▶ Requirement
Gather from the listing below each line that includes the word "imageView", and copy it.

▶ Material for this task
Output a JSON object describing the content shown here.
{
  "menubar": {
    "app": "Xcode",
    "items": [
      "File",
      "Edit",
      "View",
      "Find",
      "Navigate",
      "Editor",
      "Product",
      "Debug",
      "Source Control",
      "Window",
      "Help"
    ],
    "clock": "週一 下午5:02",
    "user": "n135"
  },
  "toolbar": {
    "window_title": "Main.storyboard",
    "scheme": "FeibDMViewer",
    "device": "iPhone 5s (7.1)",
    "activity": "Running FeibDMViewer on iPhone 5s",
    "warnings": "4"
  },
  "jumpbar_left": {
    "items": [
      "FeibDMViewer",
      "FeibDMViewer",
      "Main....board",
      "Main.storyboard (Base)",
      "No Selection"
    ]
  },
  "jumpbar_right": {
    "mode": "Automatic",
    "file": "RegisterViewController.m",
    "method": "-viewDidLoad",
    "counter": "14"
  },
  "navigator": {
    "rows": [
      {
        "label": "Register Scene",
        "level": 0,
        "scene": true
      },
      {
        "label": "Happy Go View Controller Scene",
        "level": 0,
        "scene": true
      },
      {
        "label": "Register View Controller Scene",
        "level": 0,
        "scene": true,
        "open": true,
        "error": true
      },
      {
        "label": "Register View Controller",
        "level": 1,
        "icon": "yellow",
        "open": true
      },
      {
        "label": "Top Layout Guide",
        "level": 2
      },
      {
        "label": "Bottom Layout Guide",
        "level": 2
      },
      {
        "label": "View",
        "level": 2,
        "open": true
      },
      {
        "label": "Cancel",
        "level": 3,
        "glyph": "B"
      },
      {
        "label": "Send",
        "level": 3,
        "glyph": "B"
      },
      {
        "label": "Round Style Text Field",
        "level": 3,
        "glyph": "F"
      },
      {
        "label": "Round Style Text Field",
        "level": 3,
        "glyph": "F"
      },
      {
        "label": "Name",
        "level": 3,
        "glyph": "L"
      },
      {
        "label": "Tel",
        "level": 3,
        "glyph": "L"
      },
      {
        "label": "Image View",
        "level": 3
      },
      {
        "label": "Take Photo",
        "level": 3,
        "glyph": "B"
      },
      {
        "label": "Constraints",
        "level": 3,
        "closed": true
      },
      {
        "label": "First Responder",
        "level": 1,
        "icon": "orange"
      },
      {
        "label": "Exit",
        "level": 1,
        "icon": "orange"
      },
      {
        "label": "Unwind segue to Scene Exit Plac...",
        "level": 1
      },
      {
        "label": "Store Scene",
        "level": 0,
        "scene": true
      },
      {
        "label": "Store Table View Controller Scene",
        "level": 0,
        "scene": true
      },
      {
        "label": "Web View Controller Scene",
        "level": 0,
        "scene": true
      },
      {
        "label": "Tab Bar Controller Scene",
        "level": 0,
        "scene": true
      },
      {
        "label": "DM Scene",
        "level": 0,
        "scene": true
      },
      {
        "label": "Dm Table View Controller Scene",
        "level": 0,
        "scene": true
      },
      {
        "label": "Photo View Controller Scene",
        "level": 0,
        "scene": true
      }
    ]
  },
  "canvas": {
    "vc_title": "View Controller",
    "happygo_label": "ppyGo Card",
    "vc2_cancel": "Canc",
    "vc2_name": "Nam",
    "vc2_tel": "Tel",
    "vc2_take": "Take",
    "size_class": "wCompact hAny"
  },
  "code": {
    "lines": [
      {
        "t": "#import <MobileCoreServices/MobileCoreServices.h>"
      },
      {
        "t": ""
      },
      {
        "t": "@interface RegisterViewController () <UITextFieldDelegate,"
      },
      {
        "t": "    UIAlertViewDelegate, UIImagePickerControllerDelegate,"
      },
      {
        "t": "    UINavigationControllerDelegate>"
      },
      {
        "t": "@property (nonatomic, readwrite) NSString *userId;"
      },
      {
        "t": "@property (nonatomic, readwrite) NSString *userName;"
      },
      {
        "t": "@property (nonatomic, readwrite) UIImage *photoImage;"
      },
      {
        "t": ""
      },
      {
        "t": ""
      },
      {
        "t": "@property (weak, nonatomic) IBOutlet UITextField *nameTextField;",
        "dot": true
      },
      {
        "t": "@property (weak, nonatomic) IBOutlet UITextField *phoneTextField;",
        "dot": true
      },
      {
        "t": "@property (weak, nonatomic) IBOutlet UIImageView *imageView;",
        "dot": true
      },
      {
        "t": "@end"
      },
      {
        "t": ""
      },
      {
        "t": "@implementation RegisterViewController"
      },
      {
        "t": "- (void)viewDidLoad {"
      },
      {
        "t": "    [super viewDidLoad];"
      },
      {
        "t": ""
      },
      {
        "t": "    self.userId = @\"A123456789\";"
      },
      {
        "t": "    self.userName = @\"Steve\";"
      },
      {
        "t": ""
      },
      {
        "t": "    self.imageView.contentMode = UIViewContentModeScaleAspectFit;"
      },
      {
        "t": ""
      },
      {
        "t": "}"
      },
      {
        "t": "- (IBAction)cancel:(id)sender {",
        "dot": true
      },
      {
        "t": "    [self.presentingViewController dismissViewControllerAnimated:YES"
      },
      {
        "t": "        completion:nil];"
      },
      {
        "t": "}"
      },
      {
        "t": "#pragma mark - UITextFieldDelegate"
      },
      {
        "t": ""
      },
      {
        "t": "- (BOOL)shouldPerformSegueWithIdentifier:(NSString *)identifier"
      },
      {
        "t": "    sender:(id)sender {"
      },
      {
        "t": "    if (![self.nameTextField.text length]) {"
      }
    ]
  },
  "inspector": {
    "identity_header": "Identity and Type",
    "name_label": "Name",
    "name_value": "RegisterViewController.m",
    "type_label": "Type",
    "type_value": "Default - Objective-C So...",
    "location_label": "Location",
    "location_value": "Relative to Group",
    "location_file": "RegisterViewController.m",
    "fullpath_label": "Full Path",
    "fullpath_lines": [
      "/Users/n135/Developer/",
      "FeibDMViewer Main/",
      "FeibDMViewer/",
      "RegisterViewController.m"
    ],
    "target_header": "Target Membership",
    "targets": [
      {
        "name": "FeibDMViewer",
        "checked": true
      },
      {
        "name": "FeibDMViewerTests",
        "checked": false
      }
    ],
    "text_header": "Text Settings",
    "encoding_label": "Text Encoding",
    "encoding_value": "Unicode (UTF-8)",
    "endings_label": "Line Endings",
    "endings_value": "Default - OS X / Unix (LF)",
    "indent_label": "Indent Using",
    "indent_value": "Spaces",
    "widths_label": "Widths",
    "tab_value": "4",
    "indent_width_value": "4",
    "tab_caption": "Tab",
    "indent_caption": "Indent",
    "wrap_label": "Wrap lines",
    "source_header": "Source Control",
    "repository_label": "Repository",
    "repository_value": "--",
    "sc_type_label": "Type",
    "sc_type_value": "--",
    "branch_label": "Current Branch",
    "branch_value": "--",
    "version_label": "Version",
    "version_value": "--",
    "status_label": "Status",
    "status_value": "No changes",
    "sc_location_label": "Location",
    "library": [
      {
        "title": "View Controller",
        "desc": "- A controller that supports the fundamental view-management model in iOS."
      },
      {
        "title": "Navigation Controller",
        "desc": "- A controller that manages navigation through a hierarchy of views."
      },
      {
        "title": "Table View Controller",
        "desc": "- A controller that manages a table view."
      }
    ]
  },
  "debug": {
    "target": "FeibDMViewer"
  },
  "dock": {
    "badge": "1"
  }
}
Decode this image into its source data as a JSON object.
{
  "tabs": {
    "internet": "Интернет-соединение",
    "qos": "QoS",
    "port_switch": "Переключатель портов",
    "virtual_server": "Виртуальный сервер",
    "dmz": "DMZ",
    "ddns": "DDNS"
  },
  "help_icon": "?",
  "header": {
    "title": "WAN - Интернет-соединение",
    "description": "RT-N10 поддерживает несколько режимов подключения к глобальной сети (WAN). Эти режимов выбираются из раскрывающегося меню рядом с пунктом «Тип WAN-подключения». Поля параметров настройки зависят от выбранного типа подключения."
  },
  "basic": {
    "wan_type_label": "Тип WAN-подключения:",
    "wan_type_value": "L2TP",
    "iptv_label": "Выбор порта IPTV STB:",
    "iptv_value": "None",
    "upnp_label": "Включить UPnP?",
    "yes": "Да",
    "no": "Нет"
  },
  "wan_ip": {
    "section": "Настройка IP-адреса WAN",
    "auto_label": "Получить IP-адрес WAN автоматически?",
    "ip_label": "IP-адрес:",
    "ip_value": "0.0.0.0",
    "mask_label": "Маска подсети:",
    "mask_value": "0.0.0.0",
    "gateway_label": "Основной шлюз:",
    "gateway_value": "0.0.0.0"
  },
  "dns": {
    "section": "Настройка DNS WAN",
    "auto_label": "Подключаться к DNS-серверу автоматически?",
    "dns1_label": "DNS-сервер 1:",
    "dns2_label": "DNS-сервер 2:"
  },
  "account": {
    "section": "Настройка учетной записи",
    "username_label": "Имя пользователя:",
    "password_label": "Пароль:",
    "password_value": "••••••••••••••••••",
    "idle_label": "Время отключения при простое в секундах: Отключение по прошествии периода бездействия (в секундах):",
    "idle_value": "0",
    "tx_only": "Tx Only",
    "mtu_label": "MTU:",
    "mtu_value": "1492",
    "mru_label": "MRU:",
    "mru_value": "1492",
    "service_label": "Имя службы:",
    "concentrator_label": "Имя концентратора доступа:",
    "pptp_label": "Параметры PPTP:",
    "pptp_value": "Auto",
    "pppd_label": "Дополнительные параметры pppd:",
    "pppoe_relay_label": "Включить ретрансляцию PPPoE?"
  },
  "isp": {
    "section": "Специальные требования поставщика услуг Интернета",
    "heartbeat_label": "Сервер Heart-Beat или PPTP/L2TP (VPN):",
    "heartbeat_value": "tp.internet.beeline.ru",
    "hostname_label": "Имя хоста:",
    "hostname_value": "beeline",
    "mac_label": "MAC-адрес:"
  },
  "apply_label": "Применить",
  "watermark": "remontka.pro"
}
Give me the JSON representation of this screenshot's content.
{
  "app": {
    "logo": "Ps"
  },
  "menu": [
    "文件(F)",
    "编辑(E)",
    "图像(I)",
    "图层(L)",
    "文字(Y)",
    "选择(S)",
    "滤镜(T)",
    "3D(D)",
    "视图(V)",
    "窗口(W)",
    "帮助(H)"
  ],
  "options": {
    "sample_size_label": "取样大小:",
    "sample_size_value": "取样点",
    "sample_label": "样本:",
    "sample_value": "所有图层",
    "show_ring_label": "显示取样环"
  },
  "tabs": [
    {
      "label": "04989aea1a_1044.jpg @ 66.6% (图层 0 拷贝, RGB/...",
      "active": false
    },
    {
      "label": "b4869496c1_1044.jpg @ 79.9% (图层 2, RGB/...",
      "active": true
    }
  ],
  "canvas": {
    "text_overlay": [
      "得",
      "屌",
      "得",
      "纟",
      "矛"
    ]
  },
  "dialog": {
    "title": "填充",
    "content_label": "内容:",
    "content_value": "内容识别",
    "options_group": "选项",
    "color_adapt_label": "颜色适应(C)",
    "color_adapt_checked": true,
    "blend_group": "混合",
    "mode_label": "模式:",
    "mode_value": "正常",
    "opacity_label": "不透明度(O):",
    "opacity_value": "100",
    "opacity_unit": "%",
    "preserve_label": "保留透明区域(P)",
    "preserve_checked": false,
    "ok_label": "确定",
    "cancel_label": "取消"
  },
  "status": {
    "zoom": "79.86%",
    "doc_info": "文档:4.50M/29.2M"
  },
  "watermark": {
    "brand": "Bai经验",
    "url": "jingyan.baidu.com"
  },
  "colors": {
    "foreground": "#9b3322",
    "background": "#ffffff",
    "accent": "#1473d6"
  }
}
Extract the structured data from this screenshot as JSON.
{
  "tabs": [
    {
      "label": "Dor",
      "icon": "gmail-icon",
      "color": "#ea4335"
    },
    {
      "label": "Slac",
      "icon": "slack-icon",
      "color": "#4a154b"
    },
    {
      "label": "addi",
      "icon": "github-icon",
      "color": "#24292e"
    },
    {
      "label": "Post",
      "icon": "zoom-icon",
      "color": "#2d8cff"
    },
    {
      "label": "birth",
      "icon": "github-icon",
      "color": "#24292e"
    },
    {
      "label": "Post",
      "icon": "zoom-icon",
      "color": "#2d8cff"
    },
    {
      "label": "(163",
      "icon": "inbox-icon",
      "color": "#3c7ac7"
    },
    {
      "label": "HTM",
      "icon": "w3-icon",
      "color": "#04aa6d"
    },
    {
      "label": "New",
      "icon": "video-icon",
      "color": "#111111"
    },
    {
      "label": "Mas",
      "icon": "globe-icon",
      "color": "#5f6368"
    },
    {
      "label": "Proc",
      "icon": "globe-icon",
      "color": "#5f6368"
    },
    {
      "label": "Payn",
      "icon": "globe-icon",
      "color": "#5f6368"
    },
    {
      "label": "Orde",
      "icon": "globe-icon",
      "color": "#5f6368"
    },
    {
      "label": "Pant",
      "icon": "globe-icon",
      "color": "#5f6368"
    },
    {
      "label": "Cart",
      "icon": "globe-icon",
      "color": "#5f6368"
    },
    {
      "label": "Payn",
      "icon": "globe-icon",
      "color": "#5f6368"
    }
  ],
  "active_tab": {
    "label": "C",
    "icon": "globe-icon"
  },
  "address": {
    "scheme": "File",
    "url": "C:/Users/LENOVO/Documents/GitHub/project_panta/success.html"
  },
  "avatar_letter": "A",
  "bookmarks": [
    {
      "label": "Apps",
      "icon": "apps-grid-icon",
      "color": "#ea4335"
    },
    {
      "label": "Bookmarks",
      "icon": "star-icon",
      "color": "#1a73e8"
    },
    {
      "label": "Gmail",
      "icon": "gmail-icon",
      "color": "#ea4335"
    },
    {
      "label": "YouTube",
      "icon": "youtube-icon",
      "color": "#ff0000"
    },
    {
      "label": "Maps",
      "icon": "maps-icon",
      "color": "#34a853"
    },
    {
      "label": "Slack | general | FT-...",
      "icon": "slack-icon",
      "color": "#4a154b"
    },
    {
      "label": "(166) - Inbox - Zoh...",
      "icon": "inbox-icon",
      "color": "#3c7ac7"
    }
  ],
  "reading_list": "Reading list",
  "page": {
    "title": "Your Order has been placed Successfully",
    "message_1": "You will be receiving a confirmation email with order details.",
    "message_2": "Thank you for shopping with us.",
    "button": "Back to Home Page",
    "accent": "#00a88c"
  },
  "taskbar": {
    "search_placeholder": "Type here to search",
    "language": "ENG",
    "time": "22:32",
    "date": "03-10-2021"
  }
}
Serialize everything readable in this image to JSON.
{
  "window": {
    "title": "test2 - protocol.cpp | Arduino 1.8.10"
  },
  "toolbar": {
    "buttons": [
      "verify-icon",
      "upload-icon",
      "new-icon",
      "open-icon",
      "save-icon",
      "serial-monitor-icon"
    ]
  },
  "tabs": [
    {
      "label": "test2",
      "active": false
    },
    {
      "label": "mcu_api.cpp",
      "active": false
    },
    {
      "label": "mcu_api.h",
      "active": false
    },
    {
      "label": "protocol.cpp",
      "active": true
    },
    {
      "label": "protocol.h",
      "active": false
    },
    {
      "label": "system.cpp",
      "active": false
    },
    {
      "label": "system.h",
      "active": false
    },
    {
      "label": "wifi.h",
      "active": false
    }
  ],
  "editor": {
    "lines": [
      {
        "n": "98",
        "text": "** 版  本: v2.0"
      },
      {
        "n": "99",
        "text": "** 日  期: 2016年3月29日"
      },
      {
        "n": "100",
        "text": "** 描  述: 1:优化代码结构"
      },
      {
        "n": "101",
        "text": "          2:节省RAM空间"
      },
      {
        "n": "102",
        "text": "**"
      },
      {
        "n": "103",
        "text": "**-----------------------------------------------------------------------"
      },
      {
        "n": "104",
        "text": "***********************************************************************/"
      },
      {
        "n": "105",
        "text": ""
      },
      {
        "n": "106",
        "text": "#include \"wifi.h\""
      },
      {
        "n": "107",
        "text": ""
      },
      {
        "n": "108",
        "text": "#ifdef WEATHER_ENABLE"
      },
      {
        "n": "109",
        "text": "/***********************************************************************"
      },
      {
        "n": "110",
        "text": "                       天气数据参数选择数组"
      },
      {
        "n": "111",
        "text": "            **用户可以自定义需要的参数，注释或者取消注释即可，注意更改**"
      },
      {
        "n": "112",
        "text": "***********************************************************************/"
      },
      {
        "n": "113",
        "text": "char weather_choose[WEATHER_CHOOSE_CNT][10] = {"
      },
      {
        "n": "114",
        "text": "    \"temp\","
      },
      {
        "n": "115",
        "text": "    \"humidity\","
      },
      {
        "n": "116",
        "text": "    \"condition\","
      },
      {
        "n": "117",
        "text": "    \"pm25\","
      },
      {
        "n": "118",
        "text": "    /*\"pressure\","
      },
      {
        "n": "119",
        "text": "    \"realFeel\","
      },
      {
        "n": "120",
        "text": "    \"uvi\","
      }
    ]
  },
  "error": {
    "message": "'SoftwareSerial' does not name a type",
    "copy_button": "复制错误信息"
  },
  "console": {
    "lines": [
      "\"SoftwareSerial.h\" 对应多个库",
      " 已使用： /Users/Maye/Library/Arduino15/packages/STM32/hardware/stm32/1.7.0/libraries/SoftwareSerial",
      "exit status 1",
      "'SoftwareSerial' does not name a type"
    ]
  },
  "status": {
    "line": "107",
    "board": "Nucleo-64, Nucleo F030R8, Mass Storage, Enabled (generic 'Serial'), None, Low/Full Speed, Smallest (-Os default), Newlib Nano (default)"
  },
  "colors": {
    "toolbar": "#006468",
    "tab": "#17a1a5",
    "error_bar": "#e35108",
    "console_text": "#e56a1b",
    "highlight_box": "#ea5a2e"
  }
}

▶ Final result
        "t": "@property (weak, nonatomic) IBOutlet UIImageView *imageView;",
        "t": "    self.imageView.contentMode = UIViewContentModeScaleAspectFit;"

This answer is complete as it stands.